═════ Supplied data ═════

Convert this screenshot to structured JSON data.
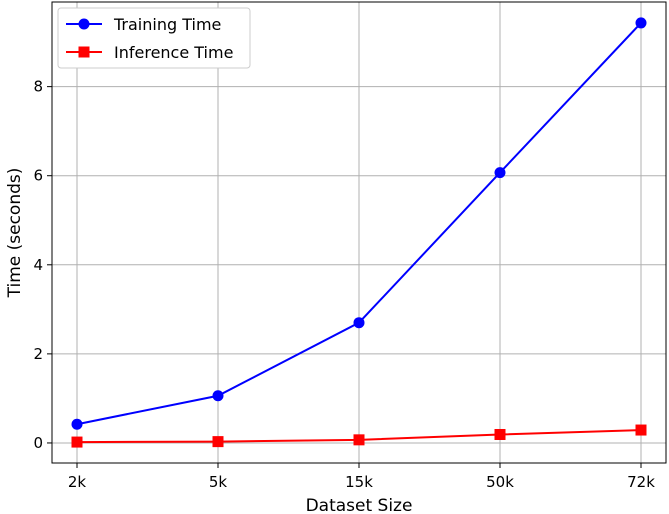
{
  "chart_data": {
    "type": "line",
    "categories": [
      "2k",
      "5k",
      "15k",
      "50k",
      "72k"
    ],
    "series": [
      {
        "name": "Training Time",
        "values": [
          0.42,
          1.06,
          2.7,
          6.07,
          9.43
        ],
        "color": "#0000ff",
        "marker": "circle"
      },
      {
        "name": "Inference Time",
        "values": [
          0.02,
          0.03,
          0.07,
          0.19,
          0.29
        ],
        "color": "#ff0000",
        "marker": "square"
      }
    ],
    "xlabel": "Dataset Size",
    "ylabel": "Time (seconds)",
    "ylim": [
      -0.45,
      9.9
    ],
    "yticks": [
      0,
      2,
      4,
      6,
      8
    ],
    "grid": true,
    "legend_position": "top-left"
  }
}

═════

▸ **Problem requirements**
Transcribe the records above exactly as they appear, leaving out any pictures.

▸ **Solution to the exercise**
Convert this screenshot to structured JSON data.
{
  "chart_data": {
    "type": "line",
    "categories": [
      "2k",
      "5k",
      "15k",
      "50k",
      "72k"
    ],
    "series": [
      {
        "name": "Training Time",
        "values": [
          0.42,
          1.06,
          2.7,
          6.07,
          9.43
        ],
        "color": "#0000ff",
        "marker": "circle"
      },
      {
        "name": "Inference Time",
        "values": [
          0.02,
          0.03,
          0.07,
          0.19,
          0.29
        ],
        "color": "#ff0000",
        "marker": "square"
      }
    ],
    "xlabel": "Dataset Size",
    "ylabel": "Time (seconds)",
    "ylim": [
      -0.45,
      9.9
    ],
    "yticks": [
      0,
      2,
      4,
      6,
      8
    ],
    "grid": true,
    "legend_position": "top-left"
  }
}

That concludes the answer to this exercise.